■ **What the exercise asks**: Transcribe word for word each line from the one containing "Parse this screenshot: output" to the final line of the data, both included. Skip the pictures.

┄┄┄┄┄┄

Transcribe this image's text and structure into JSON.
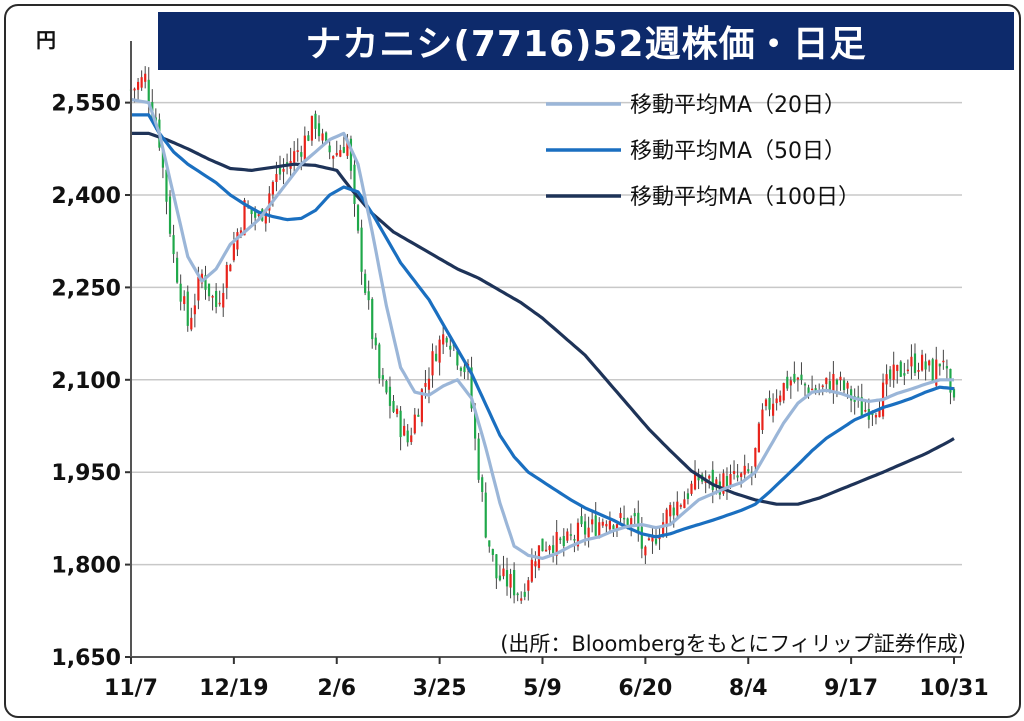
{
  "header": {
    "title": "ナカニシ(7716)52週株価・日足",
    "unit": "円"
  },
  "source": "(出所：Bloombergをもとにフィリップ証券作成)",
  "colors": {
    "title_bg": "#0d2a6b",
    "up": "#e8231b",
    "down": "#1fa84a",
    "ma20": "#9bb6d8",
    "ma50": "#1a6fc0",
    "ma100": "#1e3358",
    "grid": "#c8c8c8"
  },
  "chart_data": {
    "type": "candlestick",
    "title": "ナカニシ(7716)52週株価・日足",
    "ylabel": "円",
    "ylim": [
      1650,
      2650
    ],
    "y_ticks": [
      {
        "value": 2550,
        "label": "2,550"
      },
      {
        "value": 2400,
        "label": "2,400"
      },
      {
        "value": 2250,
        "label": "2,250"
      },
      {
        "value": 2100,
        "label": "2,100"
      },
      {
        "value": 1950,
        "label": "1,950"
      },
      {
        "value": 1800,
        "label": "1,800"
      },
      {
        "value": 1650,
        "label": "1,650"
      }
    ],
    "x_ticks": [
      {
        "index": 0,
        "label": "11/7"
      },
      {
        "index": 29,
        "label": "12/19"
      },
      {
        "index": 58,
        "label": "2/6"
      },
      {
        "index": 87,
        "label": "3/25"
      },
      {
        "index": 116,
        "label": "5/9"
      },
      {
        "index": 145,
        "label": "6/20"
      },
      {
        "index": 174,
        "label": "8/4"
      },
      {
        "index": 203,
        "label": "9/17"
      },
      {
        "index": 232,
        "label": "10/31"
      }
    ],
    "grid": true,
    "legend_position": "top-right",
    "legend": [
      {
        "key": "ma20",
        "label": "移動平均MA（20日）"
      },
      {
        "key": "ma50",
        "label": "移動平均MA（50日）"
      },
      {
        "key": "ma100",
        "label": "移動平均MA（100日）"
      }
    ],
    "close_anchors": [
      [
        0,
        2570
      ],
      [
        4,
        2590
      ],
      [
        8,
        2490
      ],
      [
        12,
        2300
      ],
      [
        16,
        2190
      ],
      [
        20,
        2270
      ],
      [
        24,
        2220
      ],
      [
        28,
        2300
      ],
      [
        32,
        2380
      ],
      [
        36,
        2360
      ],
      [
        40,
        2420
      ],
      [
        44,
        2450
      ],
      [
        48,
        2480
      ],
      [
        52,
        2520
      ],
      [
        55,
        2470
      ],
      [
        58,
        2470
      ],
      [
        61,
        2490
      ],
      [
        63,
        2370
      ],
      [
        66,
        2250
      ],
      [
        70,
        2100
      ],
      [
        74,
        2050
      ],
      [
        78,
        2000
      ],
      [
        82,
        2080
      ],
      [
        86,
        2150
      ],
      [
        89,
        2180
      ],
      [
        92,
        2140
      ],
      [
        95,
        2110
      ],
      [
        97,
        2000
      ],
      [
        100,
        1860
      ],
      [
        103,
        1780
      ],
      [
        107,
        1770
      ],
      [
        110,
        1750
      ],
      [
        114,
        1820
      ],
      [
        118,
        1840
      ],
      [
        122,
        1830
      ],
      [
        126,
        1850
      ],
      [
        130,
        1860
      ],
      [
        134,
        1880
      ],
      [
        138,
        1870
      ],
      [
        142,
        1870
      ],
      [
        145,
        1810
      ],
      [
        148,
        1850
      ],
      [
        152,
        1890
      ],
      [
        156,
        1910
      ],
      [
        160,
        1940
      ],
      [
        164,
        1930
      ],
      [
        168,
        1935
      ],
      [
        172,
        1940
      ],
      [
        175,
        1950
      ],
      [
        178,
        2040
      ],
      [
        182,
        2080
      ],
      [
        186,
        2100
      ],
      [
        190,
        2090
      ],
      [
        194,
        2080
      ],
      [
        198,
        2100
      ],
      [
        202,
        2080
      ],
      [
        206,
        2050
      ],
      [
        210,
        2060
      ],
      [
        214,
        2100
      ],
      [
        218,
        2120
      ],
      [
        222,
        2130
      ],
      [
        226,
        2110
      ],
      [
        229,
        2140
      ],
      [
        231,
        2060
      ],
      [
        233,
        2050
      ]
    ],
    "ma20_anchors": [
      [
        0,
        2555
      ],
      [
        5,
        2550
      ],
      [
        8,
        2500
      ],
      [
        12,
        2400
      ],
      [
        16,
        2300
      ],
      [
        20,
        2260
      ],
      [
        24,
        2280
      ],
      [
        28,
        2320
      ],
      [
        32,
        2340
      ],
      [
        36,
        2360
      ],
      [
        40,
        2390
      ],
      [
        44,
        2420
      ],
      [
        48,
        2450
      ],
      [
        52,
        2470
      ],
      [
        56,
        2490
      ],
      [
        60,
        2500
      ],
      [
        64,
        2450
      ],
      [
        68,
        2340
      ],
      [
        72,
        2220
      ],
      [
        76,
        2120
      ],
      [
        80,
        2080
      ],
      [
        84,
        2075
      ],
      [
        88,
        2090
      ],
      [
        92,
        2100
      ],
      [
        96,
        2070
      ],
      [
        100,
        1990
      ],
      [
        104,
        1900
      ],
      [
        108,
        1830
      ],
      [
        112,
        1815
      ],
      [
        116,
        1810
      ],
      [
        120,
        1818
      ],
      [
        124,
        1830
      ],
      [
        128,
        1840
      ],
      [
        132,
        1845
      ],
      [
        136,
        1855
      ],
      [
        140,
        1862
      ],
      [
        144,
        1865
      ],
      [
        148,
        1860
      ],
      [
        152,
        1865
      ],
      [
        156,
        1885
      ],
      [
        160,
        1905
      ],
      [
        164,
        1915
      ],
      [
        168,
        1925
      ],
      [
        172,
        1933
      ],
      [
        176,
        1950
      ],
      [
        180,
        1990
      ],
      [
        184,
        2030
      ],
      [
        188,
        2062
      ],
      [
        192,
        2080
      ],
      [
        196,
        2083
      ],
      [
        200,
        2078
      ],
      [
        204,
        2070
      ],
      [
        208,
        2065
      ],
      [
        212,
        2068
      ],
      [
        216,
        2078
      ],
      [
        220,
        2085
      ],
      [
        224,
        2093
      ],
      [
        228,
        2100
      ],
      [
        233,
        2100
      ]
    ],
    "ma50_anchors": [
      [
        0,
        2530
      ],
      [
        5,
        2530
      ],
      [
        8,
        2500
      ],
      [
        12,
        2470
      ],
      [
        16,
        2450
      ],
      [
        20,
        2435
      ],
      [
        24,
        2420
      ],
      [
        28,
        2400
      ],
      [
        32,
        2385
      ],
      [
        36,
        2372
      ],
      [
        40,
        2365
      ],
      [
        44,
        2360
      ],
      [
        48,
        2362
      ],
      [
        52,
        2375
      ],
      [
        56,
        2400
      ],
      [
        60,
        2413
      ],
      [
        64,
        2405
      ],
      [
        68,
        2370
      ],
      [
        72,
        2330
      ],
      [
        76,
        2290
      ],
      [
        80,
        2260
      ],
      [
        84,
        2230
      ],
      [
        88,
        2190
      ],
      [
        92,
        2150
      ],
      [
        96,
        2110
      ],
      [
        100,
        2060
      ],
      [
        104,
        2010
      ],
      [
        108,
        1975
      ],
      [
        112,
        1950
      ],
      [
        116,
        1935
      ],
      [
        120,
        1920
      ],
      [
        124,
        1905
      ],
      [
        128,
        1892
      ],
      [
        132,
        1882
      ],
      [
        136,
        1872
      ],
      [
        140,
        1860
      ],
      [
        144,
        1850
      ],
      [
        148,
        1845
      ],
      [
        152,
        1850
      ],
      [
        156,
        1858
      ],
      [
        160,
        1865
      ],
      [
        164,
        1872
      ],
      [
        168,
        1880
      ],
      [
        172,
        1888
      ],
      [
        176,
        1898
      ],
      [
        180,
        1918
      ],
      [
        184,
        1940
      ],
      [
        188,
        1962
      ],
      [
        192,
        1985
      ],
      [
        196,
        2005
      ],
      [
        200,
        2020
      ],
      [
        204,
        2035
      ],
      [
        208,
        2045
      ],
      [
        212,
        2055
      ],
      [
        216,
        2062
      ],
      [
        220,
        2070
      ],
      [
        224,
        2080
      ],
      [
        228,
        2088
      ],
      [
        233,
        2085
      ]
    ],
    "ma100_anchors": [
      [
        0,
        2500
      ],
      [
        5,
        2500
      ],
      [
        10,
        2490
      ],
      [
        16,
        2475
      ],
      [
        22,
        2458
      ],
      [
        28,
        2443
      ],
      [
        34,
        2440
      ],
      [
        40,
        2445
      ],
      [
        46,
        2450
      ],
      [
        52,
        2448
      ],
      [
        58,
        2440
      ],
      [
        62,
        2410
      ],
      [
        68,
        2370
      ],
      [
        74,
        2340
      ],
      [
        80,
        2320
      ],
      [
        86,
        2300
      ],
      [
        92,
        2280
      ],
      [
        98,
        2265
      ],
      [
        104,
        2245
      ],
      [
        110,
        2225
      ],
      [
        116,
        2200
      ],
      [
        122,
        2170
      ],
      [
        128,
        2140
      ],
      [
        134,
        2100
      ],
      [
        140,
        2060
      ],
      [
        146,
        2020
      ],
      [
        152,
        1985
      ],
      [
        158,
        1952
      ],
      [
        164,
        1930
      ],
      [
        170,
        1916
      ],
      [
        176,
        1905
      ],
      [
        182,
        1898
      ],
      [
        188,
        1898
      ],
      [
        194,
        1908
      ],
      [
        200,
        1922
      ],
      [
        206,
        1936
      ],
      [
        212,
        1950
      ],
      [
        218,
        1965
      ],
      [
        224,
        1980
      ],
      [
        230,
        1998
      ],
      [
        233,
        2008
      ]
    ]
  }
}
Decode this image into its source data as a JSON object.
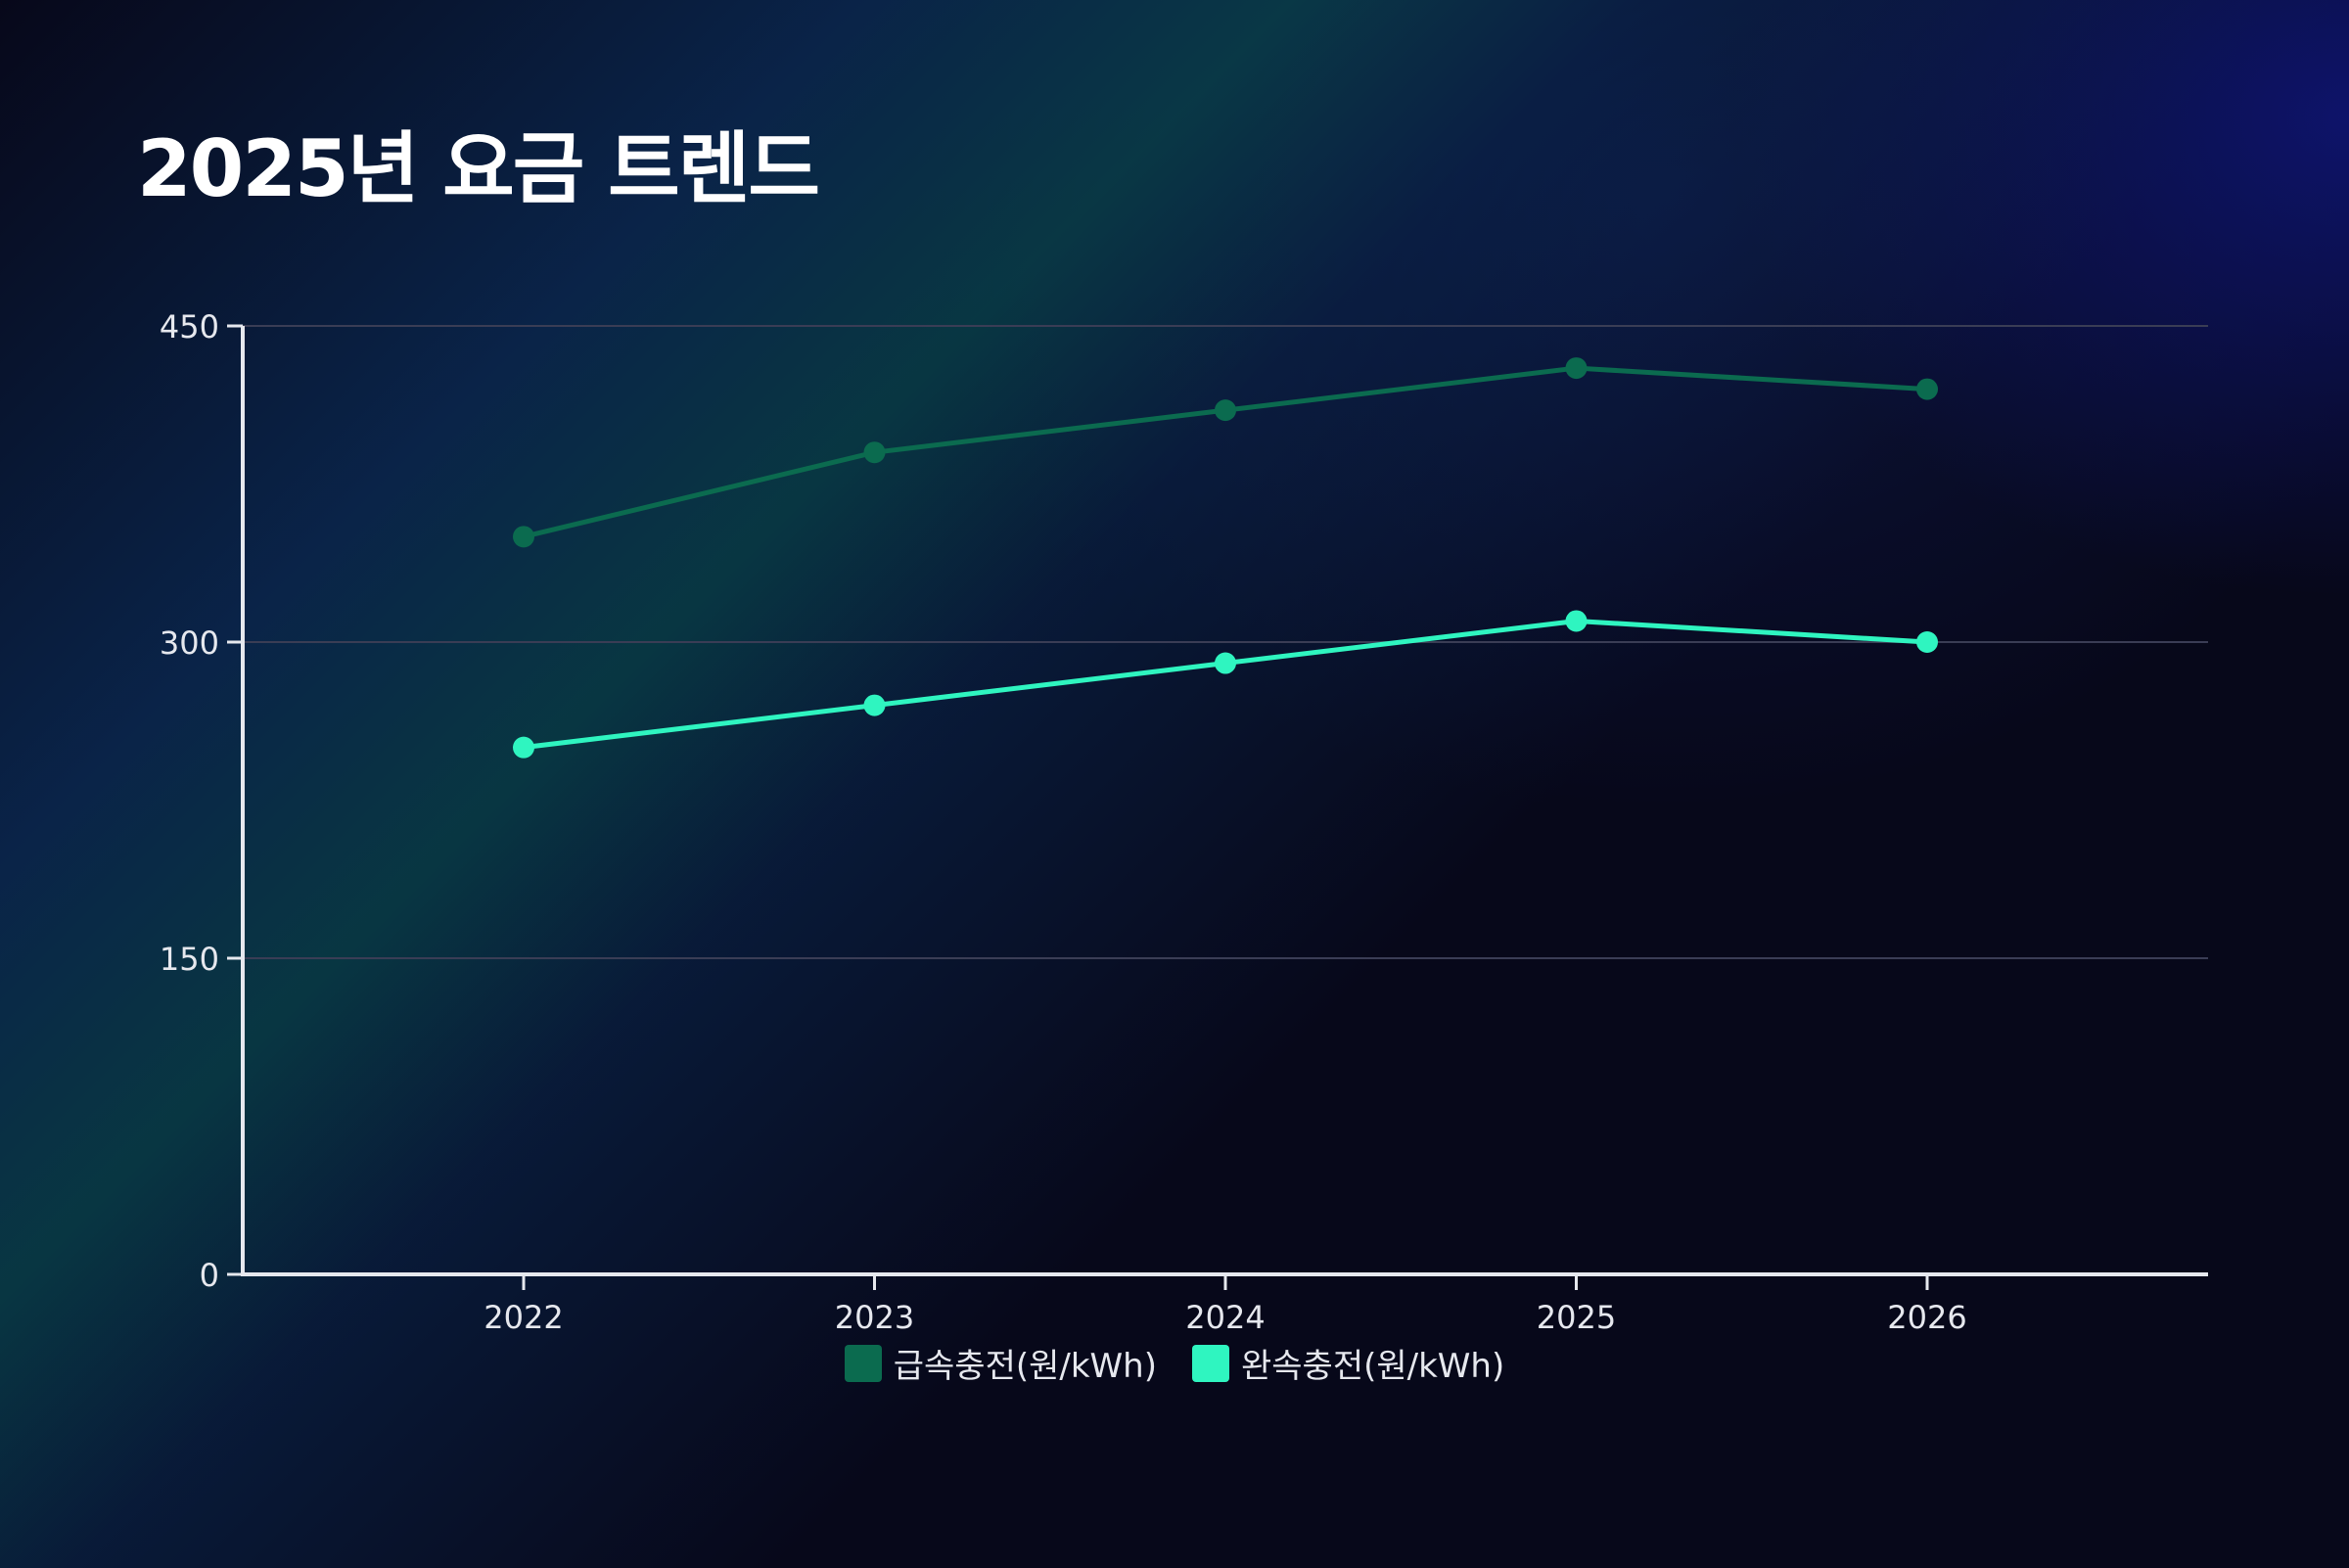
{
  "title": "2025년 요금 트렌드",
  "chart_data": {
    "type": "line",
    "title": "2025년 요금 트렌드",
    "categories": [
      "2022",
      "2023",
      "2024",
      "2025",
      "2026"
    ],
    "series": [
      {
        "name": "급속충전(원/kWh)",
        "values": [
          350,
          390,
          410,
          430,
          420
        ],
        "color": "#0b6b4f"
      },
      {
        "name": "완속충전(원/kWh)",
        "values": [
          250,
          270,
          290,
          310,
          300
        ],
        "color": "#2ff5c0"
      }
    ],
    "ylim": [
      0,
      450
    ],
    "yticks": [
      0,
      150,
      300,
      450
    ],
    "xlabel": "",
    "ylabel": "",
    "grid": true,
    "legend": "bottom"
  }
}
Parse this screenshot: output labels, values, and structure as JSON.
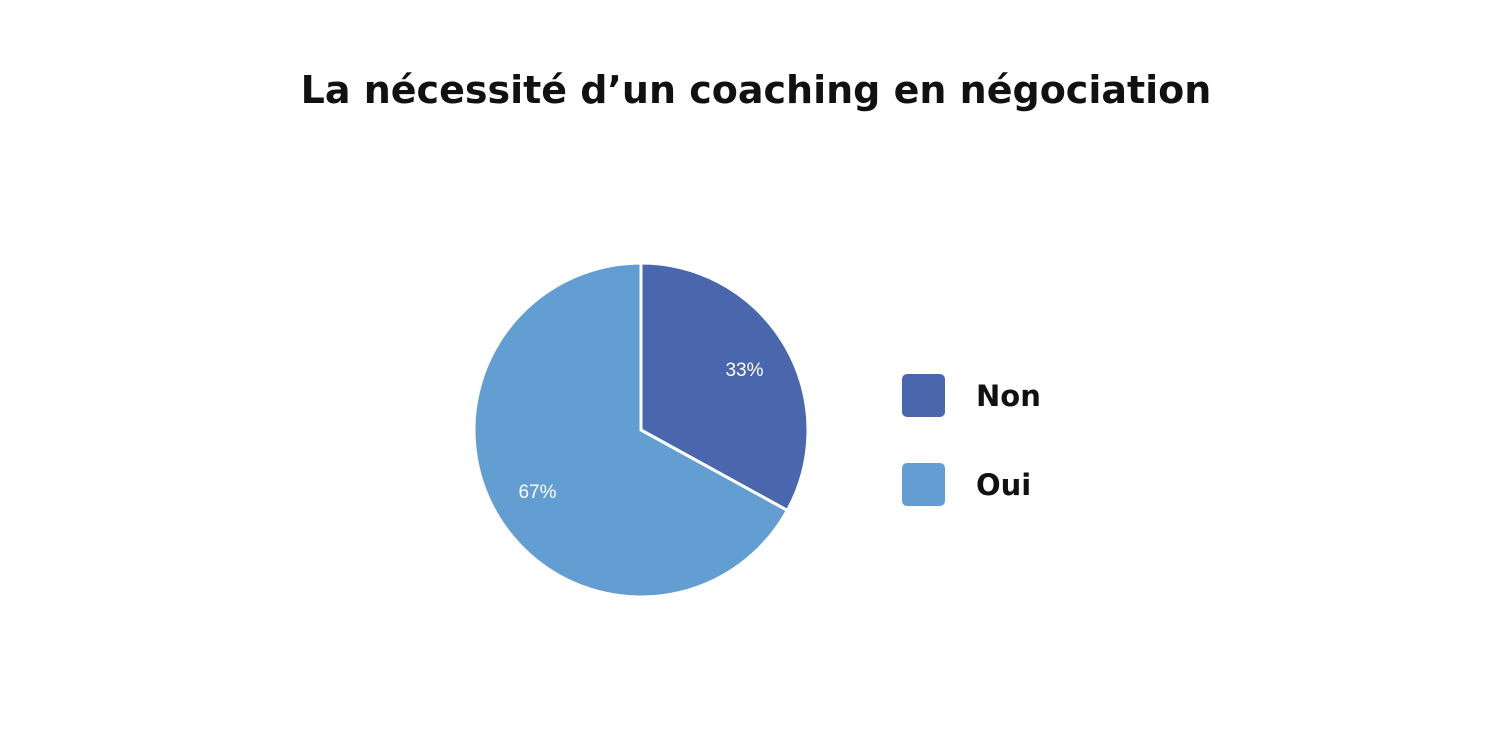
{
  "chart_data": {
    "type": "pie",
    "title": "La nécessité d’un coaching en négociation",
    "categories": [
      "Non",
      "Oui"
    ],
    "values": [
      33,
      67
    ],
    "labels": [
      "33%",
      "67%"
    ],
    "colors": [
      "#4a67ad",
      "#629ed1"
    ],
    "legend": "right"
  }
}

┄┄┄┄┄┄

■ **Finished task**:
Parse this screenshot: output labels, values, and structure as JSON.
{
  "chart_data": {
    "type": "pie",
    "title": "La nécessité d’un coaching en négociation",
    "categories": [
      "Non",
      "Oui"
    ],
    "values": [
      33,
      67
    ],
    "labels": [
      "33%",
      "67%"
    ],
    "colors": [
      "#4a67ad",
      "#629ed1"
    ],
    "legend": "right"
  }
}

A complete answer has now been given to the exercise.